=== Records supplied ===
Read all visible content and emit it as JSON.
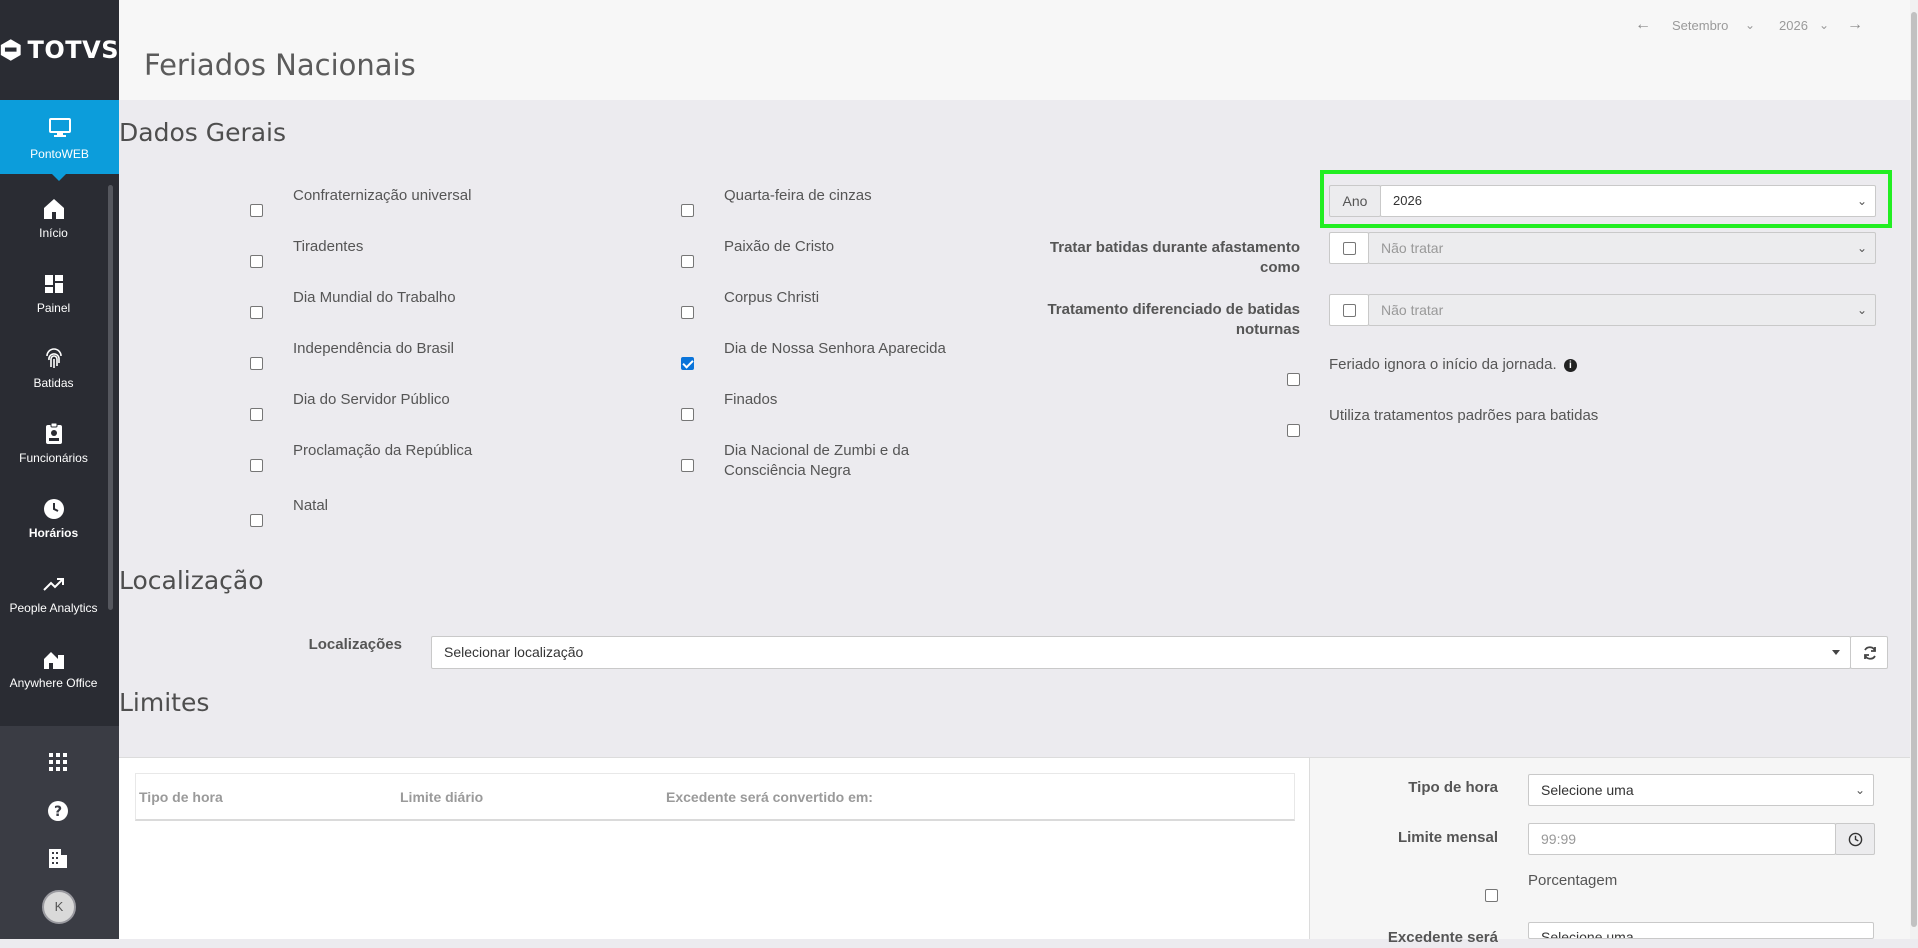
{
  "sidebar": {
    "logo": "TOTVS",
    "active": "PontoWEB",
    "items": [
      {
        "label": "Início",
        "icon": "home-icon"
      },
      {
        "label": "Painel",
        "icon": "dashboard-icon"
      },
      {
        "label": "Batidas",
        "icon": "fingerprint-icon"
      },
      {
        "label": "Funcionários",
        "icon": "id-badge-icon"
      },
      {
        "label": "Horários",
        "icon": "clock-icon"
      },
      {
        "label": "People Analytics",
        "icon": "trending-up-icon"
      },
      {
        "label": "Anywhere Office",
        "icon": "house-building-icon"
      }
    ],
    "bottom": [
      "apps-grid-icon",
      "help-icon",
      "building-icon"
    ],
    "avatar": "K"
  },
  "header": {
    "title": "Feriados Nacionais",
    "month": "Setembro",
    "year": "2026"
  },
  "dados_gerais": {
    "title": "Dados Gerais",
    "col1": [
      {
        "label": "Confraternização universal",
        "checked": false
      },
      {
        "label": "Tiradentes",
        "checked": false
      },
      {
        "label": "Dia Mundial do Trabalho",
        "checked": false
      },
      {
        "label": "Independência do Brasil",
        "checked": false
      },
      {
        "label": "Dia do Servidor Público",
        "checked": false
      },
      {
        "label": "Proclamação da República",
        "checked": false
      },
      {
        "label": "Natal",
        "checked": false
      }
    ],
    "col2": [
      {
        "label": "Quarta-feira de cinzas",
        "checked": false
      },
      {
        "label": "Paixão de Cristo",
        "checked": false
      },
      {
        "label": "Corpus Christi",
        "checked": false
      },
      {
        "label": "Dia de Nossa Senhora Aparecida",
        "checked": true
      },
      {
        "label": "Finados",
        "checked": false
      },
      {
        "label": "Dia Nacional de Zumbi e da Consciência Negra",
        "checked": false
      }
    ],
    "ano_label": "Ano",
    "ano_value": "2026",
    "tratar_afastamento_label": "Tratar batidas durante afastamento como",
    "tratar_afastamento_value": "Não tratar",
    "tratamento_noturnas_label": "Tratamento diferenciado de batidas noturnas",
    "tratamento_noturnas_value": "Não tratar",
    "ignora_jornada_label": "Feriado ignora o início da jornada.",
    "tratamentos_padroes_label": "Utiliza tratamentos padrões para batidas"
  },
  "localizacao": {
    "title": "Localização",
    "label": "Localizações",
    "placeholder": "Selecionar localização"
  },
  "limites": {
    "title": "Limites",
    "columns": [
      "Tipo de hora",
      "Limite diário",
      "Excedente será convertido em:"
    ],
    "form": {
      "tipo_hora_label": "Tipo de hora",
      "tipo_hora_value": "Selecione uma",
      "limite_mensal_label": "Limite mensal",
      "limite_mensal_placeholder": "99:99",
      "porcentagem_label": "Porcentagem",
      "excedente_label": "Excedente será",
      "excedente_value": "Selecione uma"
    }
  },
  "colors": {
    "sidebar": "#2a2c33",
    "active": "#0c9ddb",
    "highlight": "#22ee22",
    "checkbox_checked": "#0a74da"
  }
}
===
Instructions to follow – Transcribe the preceding listing in its entirety and with exact wording, leaving out pictures.

Response for this exercise –
Read all visible content and emit it as JSON.
{
  "sidebar": {
    "logo": "TOTVS",
    "active": "PontoWEB",
    "items": [
      {
        "label": "Início",
        "icon": "home-icon"
      },
      {
        "label": "Painel",
        "icon": "dashboard-icon"
      },
      {
        "label": "Batidas",
        "icon": "fingerprint-icon"
      },
      {
        "label": "Funcionários",
        "icon": "id-badge-icon"
      },
      {
        "label": "Horários",
        "icon": "clock-icon"
      },
      {
        "label": "People Analytics",
        "icon": "trending-up-icon"
      },
      {
        "label": "Anywhere Office",
        "icon": "house-building-icon"
      }
    ],
    "bottom": [
      "apps-grid-icon",
      "help-icon",
      "building-icon"
    ],
    "avatar": "K"
  },
  "header": {
    "title": "Feriados Nacionais",
    "month": "Setembro",
    "year": "2026"
  },
  "dados_gerais": {
    "title": "Dados Gerais",
    "col1": [
      {
        "label": "Confraternização universal",
        "checked": false
      },
      {
        "label": "Tiradentes",
        "checked": false
      },
      {
        "label": "Dia Mundial do Trabalho",
        "checked": false
      },
      {
        "label": "Independência do Brasil",
        "checked": false
      },
      {
        "label": "Dia do Servidor Público",
        "checked": false
      },
      {
        "label": "Proclamação da República",
        "checked": false
      },
      {
        "label": "Natal",
        "checked": false
      }
    ],
    "col2": [
      {
        "label": "Quarta-feira de cinzas",
        "checked": false
      },
      {
        "label": "Paixão de Cristo",
        "checked": false
      },
      {
        "label": "Corpus Christi",
        "checked": false
      },
      {
        "label": "Dia de Nossa Senhora Aparecida",
        "checked": true
      },
      {
        "label": "Finados",
        "checked": false
      },
      {
        "label": "Dia Nacional de Zumbi e da Consciência Negra",
        "checked": false
      }
    ],
    "ano_label": "Ano",
    "ano_value": "2026",
    "tratar_afastamento_label": "Tratar batidas durante afastamento como",
    "tratar_afastamento_value": "Não tratar",
    "tratamento_noturnas_label": "Tratamento diferenciado de batidas noturnas",
    "tratamento_noturnas_value": "Não tratar",
    "ignora_jornada_label": "Feriado ignora o início da jornada.",
    "tratamentos_padroes_label": "Utiliza tratamentos padrões para batidas"
  },
  "localizacao": {
    "title": "Localização",
    "label": "Localizações",
    "placeholder": "Selecionar localização"
  },
  "limites": {
    "title": "Limites",
    "columns": [
      "Tipo de hora",
      "Limite diário",
      "Excedente será convertido em:"
    ],
    "form": {
      "tipo_hora_label": "Tipo de hora",
      "tipo_hora_value": "Selecione uma",
      "limite_mensal_label": "Limite mensal",
      "limite_mensal_placeholder": "99:99",
      "porcentagem_label": "Porcentagem",
      "excedente_label": "Excedente será",
      "excedente_value": "Selecione uma"
    }
  },
  "colors": {
    "sidebar": "#2a2c33",
    "active": "#0c9ddb",
    "highlight": "#22ee22",
    "checkbox_checked": "#0a74da"
  }
}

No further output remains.